[Source records]
— Begin —

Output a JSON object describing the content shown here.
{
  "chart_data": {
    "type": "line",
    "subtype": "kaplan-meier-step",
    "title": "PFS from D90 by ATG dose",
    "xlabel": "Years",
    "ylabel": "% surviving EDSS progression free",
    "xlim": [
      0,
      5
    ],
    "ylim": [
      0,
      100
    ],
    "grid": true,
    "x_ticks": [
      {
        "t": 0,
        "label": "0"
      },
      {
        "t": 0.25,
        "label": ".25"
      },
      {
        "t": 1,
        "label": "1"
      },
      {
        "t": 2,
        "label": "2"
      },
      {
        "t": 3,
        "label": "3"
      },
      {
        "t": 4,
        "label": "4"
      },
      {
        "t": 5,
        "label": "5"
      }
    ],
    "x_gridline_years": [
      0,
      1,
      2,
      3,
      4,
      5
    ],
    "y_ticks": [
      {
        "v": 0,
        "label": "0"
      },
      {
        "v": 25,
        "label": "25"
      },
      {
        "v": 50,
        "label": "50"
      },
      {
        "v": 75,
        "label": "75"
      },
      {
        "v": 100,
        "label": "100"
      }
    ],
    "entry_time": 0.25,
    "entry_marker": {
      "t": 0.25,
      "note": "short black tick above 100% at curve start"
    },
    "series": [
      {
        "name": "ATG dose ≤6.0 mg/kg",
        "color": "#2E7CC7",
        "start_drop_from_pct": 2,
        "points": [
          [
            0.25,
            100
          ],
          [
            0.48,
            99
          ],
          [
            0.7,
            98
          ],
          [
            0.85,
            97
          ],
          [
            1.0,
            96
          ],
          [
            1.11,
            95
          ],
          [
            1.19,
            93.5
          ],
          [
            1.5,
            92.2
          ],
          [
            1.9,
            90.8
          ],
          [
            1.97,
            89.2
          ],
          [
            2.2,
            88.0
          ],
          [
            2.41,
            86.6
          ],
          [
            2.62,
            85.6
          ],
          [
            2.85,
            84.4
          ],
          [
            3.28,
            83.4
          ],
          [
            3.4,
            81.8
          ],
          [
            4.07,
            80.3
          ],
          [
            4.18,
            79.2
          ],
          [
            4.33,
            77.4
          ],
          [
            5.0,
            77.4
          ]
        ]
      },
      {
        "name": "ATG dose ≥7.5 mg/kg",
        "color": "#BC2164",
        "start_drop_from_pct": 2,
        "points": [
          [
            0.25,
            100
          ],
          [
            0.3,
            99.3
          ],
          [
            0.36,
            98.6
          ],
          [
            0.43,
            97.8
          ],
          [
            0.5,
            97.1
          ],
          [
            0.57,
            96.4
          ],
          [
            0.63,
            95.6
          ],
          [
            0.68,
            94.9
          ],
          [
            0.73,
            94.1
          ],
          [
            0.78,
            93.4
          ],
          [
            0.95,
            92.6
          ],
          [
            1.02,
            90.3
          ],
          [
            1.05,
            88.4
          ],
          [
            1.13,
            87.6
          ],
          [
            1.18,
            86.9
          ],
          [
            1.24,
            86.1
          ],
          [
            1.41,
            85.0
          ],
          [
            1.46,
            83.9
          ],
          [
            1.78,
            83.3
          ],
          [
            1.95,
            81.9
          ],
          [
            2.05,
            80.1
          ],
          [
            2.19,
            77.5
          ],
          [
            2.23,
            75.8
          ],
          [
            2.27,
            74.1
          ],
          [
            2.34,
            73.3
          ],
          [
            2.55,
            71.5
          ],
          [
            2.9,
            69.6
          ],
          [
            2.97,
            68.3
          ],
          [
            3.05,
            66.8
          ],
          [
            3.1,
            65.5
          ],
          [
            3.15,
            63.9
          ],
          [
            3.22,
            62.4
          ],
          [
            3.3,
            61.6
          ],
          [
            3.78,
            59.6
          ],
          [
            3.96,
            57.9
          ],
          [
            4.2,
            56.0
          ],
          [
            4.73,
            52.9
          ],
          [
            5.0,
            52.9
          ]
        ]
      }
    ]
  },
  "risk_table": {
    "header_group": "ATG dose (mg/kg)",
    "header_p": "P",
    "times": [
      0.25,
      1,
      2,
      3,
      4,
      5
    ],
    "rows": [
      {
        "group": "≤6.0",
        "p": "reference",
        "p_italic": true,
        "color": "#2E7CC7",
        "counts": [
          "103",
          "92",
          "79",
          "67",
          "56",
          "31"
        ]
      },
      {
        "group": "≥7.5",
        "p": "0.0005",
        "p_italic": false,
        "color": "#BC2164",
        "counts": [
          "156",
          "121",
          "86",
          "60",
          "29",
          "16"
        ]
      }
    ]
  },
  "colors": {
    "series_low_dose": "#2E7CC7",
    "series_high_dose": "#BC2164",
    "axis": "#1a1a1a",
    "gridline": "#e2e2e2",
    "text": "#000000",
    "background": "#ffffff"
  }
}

— End —
— Begin —

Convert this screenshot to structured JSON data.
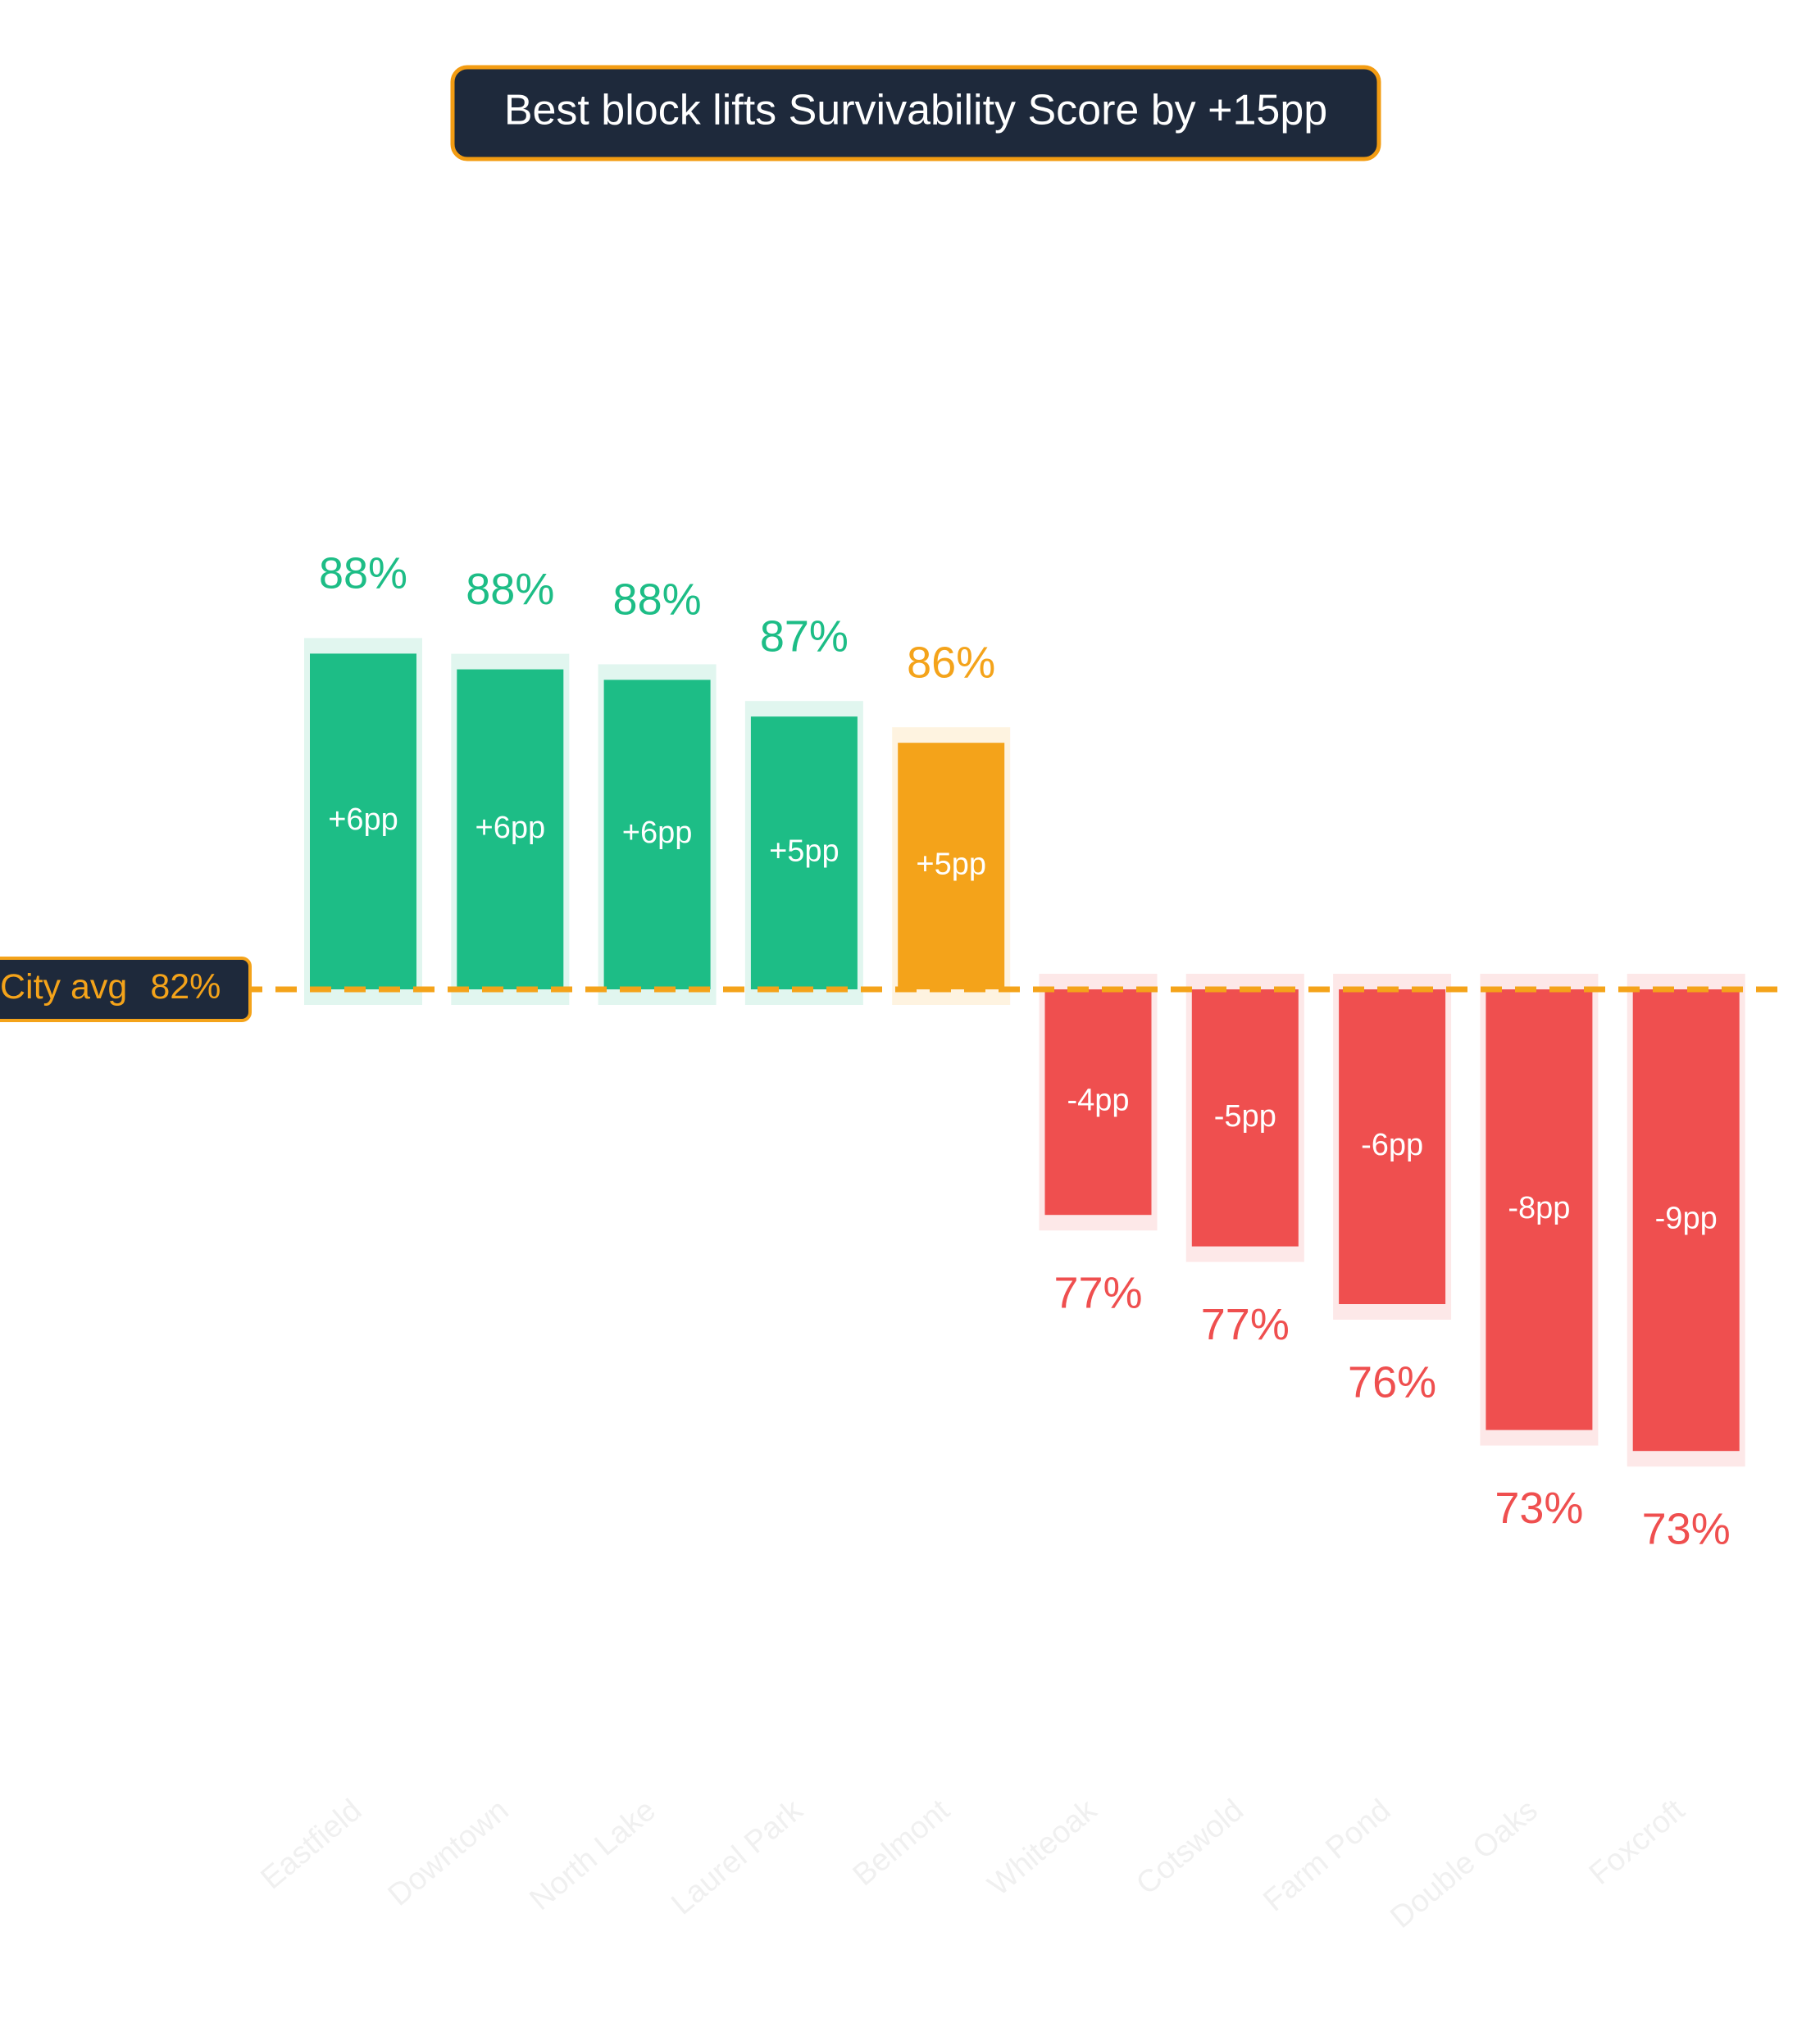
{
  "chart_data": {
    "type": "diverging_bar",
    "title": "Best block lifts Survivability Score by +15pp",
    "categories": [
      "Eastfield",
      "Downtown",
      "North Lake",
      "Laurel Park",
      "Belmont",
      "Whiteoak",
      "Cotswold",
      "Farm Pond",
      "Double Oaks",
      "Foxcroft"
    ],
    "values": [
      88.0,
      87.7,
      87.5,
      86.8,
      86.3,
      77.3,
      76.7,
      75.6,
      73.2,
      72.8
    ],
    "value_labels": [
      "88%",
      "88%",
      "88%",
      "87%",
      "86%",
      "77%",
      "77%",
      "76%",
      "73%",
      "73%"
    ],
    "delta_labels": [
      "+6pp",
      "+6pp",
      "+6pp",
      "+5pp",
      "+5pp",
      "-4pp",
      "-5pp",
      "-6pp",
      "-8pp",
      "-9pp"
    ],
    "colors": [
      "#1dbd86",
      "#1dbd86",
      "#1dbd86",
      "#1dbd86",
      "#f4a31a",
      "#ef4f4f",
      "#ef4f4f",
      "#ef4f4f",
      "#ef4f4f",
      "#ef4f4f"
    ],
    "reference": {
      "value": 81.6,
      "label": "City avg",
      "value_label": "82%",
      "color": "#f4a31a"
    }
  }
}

— End —
— Begin —

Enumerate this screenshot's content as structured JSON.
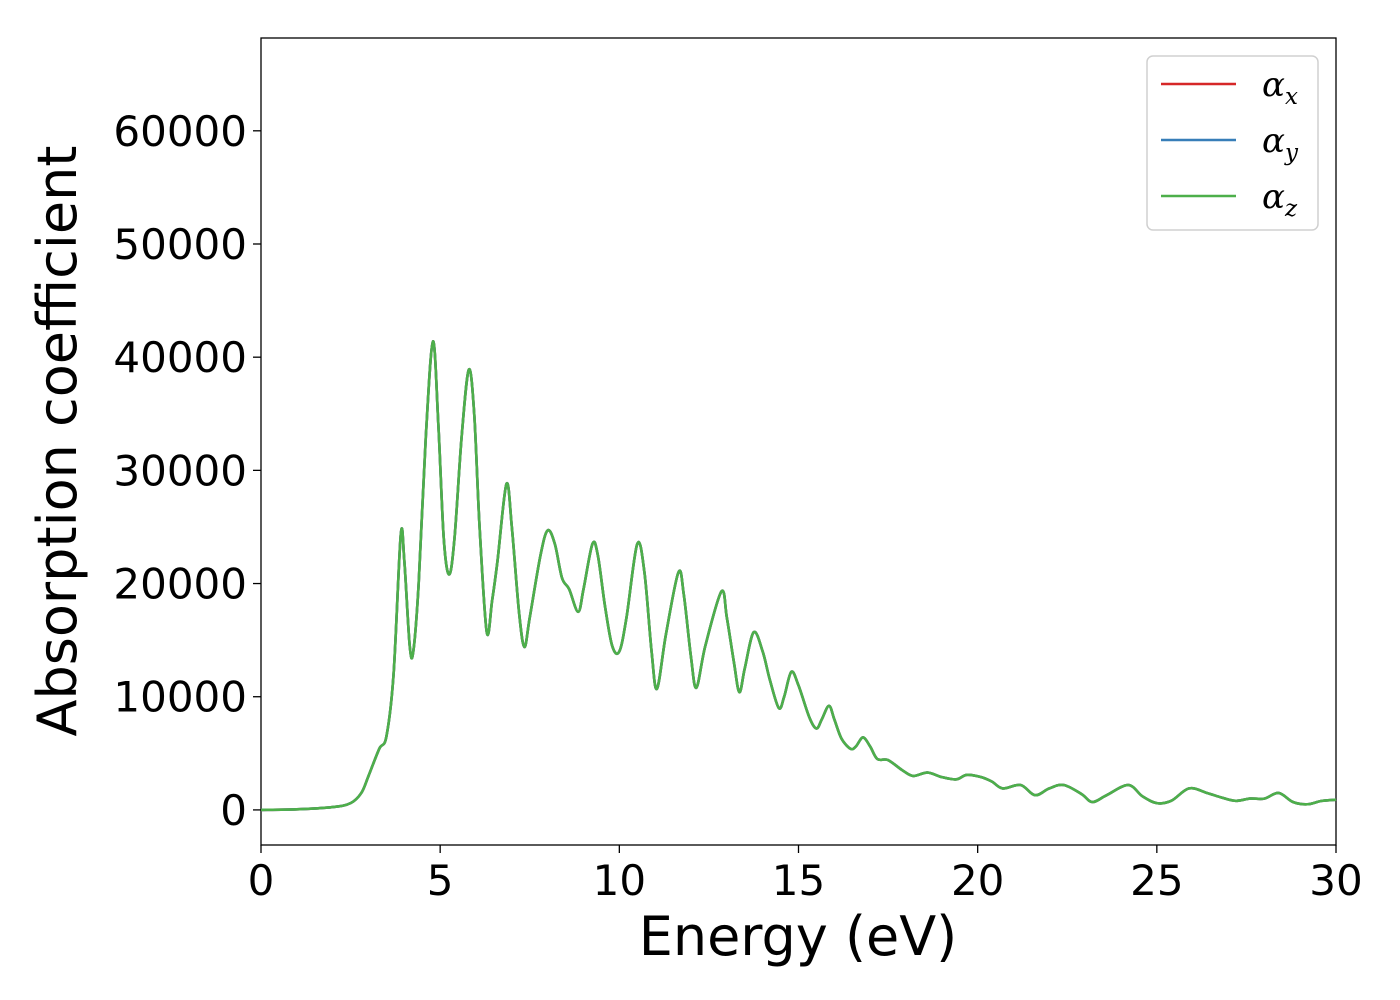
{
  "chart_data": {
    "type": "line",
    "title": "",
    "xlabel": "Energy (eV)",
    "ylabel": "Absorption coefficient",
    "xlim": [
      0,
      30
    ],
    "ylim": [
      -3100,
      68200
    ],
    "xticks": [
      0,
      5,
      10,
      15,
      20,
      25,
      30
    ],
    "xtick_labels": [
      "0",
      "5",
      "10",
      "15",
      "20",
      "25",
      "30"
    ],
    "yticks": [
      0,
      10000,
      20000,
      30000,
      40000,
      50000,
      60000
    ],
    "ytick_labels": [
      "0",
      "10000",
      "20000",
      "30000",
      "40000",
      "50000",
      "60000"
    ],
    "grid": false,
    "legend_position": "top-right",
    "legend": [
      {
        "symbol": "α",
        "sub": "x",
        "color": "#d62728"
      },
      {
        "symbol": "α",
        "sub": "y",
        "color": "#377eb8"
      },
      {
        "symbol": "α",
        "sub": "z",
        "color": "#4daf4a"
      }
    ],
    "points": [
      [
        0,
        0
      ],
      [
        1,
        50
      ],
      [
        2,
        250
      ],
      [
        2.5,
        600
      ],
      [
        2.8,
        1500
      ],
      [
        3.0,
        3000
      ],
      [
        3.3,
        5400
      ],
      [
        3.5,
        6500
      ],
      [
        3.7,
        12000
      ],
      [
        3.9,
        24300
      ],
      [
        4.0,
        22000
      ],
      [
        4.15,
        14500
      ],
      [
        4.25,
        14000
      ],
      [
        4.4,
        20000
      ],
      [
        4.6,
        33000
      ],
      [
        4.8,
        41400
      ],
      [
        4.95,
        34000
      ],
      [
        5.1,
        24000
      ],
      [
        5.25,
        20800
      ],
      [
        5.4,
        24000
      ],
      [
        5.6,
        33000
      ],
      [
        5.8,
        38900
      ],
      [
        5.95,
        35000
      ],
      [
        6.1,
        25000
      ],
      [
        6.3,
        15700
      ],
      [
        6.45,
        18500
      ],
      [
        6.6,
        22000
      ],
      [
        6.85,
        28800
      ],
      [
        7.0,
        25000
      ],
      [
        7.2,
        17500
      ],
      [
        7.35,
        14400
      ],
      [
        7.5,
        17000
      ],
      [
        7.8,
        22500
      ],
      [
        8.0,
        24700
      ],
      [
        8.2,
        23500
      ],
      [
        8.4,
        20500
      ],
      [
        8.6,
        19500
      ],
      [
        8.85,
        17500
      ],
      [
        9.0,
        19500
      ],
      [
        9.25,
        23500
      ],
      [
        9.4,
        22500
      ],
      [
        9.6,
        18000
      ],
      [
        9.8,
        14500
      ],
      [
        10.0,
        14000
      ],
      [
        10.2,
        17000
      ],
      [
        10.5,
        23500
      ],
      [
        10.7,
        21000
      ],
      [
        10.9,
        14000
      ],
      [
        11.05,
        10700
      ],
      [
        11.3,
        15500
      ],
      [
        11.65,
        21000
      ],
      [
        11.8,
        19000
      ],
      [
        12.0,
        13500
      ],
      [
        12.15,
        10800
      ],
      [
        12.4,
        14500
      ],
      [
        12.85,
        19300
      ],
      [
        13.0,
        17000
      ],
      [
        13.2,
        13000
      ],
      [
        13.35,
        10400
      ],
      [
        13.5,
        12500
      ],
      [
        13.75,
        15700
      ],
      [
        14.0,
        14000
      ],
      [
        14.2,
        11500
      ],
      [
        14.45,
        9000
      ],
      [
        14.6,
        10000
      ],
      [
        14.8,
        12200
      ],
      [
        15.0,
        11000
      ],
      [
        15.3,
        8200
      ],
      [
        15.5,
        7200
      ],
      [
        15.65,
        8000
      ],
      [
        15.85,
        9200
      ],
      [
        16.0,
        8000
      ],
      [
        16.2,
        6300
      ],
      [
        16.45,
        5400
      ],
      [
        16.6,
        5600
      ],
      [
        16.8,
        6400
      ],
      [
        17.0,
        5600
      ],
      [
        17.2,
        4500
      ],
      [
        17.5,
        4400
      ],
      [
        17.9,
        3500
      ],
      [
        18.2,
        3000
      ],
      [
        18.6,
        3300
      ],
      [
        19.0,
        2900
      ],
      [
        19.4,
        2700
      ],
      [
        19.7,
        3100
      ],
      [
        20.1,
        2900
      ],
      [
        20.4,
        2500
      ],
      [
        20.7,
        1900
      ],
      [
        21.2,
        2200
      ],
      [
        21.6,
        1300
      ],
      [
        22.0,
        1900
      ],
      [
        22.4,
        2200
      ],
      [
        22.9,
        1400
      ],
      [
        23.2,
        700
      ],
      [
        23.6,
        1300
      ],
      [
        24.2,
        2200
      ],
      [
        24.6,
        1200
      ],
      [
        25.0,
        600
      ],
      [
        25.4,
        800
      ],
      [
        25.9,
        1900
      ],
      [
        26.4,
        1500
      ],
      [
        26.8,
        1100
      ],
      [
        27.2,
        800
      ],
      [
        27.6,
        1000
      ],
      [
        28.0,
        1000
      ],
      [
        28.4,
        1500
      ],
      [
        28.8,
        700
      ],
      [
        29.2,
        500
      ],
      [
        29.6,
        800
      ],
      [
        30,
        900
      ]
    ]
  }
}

— End —

Your task is to gather all lines from the entries above that hold the word "ylabel".

- _ANSWER TO THE TASK_
    "ylabel": "% surviving EDSS progression free",
    "ylabel": "Absorption coefficient",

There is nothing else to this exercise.